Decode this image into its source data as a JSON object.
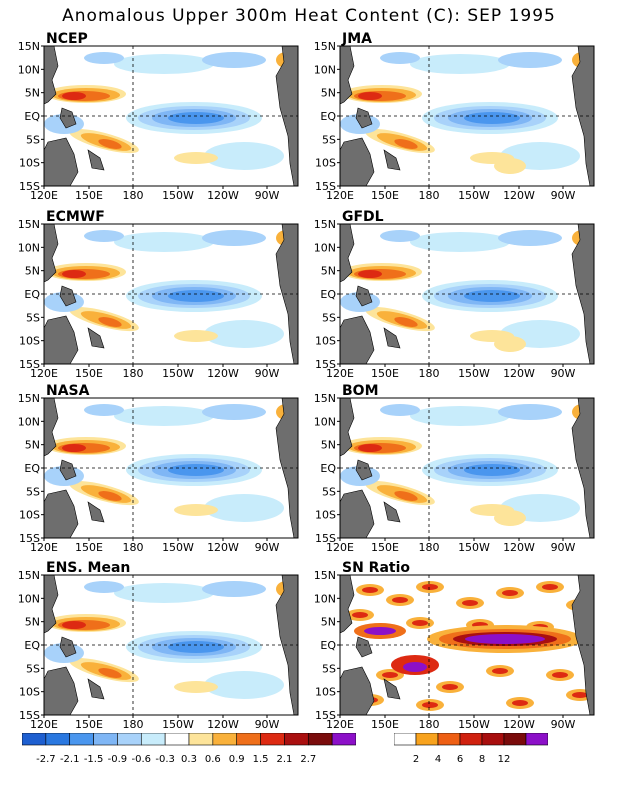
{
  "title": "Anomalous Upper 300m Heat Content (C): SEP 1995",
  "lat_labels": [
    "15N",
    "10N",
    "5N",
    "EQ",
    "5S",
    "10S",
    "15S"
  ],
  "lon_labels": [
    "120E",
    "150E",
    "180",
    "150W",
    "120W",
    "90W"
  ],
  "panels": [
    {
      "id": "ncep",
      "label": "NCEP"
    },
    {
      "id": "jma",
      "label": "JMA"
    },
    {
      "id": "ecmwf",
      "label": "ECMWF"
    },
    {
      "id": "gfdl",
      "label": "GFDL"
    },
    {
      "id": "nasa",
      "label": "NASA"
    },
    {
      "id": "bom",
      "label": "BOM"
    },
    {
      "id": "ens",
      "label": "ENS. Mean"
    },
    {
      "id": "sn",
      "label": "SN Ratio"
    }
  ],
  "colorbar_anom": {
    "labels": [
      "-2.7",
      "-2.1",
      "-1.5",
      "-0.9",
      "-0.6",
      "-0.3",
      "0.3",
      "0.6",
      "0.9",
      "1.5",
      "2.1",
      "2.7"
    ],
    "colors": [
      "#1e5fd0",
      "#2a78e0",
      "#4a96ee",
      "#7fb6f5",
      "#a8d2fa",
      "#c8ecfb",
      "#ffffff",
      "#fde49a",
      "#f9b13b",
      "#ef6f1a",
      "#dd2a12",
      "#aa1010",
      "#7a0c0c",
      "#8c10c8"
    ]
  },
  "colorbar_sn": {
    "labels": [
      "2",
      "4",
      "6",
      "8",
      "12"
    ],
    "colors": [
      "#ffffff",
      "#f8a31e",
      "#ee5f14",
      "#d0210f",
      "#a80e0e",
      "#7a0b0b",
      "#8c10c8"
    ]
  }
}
----------------------------------------
- **The request**
Repeat each entry exactly as it appears; skip any picture.

- **Answer to this exercise**
Decode this image into its source data as a JSON object.
{
  "title": "Anomalous Upper 300m Heat Content (C): SEP 1995",
  "lat_labels": [
    "15N",
    "10N",
    "5N",
    "EQ",
    "5S",
    "10S",
    "15S"
  ],
  "lon_labels": [
    "120E",
    "150E",
    "180",
    "150W",
    "120W",
    "90W"
  ],
  "panels": [
    {
      "id": "ncep",
      "label": "NCEP"
    },
    {
      "id": "jma",
      "label": "JMA"
    },
    {
      "id": "ecmwf",
      "label": "ECMWF"
    },
    {
      "id": "gfdl",
      "label": "GFDL"
    },
    {
      "id": "nasa",
      "label": "NASA"
    },
    {
      "id": "bom",
      "label": "BOM"
    },
    {
      "id": "ens",
      "label": "ENS. Mean"
    },
    {
      "id": "sn",
      "label": "SN Ratio"
    }
  ],
  "colorbar_anom": {
    "labels": [
      "-2.7",
      "-2.1",
      "-1.5",
      "-0.9",
      "-0.6",
      "-0.3",
      "0.3",
      "0.6",
      "0.9",
      "1.5",
      "2.1",
      "2.7"
    ],
    "colors": [
      "#1e5fd0",
      "#2a78e0",
      "#4a96ee",
      "#7fb6f5",
      "#a8d2fa",
      "#c8ecfb",
      "#ffffff",
      "#fde49a",
      "#f9b13b",
      "#ef6f1a",
      "#dd2a12",
      "#aa1010",
      "#7a0c0c",
      "#8c10c8"
    ]
  },
  "colorbar_sn": {
    "labels": [
      "2",
      "4",
      "6",
      "8",
      "12"
    ],
    "colors": [
      "#ffffff",
      "#f8a31e",
      "#ee5f14",
      "#d0210f",
      "#a80e0e",
      "#7a0b0b",
      "#8c10c8"
    ]
  }
}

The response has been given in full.